Data records
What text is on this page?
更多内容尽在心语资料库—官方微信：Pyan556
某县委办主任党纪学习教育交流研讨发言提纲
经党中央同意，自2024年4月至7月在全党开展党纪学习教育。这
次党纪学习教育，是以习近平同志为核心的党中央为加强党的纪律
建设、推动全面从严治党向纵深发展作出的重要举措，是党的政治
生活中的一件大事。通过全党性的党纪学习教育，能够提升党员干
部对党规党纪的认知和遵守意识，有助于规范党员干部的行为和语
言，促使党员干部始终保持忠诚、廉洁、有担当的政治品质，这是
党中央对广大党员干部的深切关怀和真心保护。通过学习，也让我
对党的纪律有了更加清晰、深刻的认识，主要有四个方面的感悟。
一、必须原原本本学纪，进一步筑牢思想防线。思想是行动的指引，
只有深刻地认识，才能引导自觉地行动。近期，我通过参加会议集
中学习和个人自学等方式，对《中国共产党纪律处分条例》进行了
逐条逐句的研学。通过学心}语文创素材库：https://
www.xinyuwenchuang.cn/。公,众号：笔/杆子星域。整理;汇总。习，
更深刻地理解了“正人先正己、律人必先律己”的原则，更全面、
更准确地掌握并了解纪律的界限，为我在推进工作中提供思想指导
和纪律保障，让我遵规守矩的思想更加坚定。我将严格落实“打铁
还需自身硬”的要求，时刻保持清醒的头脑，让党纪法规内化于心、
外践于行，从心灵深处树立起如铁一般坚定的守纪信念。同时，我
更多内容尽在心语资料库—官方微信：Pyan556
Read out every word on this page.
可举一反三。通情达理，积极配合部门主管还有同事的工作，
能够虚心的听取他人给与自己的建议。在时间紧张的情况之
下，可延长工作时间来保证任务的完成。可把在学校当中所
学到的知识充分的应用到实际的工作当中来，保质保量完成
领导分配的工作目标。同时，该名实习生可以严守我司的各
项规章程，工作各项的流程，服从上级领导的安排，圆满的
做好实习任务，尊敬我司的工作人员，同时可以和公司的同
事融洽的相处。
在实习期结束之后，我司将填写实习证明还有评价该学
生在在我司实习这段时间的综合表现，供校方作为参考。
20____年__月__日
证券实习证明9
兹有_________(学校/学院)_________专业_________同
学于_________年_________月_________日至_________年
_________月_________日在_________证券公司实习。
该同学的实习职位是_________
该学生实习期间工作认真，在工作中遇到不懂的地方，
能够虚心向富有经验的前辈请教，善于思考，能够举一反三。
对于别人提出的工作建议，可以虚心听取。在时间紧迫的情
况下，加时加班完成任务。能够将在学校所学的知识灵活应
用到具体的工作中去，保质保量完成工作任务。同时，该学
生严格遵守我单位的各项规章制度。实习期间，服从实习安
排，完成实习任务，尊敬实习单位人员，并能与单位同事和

[Short task]: Pick out the lines that include the word "page" and write them out.

[Final result]:
What text is on this page?
Read out every word on this page.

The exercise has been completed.